■ TASK TO COMPLETE
Tally up the lines that include "يكفي" and state that number by itself.

■ Dataset entries

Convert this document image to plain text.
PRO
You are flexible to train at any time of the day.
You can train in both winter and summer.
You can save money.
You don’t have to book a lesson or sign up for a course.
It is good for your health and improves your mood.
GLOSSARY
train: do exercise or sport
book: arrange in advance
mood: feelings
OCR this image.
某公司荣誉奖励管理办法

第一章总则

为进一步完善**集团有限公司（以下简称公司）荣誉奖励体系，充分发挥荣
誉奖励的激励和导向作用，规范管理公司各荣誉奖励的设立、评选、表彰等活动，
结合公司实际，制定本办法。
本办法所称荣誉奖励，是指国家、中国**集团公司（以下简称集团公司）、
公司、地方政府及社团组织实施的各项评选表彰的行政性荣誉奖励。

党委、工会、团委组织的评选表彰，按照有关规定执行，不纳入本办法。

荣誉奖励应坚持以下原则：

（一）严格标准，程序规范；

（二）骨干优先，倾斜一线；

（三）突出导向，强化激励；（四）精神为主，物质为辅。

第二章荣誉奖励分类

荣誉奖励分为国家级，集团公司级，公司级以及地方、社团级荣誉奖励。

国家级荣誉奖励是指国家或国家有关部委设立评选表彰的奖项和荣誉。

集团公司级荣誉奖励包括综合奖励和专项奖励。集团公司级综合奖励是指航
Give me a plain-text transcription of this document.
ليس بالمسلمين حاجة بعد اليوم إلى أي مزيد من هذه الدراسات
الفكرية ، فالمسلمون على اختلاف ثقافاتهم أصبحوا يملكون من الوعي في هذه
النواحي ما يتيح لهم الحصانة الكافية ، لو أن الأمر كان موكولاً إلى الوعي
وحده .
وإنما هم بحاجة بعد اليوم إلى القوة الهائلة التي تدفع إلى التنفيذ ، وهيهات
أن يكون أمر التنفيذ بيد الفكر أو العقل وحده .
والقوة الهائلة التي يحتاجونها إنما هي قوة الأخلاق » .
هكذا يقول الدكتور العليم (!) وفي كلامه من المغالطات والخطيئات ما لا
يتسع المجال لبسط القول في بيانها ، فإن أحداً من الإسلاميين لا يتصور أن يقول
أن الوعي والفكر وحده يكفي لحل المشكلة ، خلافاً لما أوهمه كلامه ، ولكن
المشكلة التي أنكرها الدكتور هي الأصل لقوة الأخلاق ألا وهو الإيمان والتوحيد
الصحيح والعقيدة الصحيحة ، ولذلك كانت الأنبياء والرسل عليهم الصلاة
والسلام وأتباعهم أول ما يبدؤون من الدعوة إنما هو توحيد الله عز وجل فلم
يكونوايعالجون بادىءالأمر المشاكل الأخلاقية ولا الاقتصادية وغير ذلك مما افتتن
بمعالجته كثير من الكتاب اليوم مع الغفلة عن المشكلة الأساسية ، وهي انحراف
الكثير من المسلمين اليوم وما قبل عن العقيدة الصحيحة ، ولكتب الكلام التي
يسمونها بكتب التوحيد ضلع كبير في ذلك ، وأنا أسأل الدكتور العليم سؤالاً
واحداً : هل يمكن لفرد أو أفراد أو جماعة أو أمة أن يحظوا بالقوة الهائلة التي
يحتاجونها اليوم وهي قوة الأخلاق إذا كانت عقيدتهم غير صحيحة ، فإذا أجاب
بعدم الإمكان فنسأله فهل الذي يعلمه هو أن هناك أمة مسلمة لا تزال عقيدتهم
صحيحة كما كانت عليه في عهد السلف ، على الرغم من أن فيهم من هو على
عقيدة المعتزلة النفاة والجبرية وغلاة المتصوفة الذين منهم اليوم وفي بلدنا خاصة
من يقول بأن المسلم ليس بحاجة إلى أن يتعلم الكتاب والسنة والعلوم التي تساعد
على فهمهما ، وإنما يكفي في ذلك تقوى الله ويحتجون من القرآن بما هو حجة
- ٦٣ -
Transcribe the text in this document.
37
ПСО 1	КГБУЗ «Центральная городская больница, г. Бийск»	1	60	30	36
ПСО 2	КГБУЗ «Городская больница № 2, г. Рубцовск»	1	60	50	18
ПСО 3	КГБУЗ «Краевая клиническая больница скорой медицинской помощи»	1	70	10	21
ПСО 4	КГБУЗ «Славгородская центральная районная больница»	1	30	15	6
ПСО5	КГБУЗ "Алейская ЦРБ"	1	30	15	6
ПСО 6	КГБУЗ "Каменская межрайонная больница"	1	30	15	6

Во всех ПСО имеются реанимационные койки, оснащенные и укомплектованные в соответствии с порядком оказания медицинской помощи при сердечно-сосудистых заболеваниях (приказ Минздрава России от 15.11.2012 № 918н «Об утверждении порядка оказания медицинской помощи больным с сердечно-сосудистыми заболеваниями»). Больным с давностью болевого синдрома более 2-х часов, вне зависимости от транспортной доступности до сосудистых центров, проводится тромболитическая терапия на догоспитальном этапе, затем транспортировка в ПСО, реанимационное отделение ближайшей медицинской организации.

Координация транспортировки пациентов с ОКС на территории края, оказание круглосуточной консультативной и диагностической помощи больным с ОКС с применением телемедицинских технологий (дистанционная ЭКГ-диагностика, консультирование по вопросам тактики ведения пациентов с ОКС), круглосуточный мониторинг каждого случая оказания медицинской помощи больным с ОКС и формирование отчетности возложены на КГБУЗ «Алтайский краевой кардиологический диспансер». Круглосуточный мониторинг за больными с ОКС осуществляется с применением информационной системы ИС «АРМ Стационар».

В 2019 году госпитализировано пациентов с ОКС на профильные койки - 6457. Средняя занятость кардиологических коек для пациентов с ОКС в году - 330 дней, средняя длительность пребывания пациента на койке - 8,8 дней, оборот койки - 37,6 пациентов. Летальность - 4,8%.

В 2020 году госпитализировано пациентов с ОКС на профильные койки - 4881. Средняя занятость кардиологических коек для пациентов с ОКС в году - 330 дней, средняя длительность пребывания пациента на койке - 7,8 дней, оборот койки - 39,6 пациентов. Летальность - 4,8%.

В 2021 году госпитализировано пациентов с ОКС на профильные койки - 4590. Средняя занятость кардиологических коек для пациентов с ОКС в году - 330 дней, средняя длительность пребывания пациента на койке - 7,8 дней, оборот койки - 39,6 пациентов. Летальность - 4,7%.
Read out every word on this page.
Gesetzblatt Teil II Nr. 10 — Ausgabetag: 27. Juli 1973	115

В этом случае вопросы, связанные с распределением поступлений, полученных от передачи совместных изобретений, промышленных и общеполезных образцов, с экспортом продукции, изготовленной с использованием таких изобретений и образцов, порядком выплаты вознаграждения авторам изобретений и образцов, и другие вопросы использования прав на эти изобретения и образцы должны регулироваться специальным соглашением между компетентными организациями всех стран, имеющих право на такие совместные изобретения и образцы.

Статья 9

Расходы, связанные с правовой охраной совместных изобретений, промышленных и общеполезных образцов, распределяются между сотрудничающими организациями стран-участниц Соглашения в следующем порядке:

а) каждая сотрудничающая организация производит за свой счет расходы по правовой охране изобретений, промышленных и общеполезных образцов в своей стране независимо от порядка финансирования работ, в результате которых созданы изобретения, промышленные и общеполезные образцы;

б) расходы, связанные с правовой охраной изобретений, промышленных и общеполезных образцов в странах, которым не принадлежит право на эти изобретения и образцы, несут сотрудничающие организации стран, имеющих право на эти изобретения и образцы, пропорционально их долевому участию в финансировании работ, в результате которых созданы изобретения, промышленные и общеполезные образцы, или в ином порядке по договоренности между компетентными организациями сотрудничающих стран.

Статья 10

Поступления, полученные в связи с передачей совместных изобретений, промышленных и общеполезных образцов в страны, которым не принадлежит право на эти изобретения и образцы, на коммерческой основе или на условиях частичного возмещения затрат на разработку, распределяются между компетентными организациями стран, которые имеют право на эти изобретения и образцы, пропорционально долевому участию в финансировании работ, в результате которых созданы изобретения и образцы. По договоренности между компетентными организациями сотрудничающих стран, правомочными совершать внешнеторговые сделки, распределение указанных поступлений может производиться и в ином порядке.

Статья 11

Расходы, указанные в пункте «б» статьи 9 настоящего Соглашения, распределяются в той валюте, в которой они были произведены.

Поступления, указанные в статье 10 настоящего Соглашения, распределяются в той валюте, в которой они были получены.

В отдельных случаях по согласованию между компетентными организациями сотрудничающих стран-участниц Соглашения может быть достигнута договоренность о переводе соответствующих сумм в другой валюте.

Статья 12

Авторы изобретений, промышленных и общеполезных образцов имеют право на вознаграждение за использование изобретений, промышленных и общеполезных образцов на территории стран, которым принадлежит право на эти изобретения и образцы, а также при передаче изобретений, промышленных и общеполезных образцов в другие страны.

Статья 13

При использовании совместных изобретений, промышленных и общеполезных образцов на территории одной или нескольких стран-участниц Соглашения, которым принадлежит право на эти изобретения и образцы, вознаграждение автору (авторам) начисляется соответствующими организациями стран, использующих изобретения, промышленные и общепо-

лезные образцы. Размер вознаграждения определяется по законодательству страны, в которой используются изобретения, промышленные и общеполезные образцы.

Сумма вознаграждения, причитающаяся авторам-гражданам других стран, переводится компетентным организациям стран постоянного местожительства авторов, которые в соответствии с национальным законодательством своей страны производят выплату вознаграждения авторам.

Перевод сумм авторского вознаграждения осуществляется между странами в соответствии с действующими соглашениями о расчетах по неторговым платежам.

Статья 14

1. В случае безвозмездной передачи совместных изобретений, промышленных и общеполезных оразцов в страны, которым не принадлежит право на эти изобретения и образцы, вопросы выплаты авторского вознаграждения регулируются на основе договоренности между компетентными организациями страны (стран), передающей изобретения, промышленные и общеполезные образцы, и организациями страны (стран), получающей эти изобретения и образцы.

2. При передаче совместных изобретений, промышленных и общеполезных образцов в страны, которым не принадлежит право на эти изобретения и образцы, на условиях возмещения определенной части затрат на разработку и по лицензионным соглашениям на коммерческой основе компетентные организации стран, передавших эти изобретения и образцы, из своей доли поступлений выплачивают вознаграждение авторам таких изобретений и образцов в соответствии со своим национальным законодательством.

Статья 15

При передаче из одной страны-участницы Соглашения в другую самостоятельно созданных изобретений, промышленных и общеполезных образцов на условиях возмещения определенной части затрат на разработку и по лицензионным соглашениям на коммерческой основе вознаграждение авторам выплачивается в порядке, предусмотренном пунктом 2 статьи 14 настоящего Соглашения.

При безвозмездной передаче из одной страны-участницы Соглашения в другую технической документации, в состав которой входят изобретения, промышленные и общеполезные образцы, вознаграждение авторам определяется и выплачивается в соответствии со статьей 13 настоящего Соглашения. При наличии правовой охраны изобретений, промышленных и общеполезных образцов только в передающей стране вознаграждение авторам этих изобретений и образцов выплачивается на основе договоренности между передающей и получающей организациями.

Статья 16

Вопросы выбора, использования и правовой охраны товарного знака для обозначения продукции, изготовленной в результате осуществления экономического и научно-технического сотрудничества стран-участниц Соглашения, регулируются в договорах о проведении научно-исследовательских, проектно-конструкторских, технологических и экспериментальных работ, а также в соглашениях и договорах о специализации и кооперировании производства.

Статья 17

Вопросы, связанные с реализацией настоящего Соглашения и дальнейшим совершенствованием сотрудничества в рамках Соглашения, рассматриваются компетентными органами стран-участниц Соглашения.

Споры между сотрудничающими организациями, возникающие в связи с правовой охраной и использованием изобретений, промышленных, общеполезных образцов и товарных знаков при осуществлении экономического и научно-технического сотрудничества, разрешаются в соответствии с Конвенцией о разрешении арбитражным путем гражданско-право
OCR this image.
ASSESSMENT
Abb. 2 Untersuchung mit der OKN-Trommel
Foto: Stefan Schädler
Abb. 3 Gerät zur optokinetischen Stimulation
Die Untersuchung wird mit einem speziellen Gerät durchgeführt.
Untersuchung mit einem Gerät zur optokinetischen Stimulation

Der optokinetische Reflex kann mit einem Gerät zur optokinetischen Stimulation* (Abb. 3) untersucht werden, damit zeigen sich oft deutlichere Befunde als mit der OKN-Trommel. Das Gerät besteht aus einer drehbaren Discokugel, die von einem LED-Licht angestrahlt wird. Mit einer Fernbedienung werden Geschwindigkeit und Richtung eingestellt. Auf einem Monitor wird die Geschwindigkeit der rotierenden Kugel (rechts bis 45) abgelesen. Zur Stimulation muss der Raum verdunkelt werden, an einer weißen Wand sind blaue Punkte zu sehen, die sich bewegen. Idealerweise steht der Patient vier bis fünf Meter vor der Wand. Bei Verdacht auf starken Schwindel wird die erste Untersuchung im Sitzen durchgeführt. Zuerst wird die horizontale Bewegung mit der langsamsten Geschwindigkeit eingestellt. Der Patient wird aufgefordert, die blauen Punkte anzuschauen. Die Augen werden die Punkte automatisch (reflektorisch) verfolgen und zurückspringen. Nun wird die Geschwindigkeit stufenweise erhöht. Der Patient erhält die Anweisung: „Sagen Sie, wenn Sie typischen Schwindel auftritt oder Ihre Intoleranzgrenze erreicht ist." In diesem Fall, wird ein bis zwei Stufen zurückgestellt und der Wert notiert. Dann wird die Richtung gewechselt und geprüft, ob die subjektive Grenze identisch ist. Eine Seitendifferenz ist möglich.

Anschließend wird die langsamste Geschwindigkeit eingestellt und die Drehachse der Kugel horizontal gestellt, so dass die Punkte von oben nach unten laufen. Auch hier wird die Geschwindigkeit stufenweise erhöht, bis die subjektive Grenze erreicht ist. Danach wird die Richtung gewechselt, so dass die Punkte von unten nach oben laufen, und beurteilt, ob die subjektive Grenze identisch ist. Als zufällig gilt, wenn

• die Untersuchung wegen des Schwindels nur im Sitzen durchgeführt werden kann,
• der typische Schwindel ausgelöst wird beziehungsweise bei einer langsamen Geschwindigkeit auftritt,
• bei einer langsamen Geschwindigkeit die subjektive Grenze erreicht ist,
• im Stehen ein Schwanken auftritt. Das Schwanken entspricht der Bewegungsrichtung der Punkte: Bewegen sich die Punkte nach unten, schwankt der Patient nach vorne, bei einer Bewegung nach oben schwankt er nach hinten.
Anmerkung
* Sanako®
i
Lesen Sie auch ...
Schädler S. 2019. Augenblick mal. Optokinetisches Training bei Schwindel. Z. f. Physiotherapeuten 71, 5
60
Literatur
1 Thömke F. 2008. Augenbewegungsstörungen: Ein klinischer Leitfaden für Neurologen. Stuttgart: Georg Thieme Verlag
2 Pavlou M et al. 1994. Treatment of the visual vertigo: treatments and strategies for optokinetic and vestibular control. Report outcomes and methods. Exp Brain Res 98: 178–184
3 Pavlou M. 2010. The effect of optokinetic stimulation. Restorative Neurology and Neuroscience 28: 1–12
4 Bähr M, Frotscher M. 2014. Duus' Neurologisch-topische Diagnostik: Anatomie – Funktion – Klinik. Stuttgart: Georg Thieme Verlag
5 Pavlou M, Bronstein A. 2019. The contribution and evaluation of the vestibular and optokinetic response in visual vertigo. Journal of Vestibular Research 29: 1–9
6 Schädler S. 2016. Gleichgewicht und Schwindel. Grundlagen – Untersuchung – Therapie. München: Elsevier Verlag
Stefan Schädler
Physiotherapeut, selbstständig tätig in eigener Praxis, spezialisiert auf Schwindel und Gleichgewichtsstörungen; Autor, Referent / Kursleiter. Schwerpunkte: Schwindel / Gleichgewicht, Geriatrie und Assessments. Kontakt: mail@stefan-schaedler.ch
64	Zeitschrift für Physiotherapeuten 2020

■ ANSWER TO THE PROBLEM
2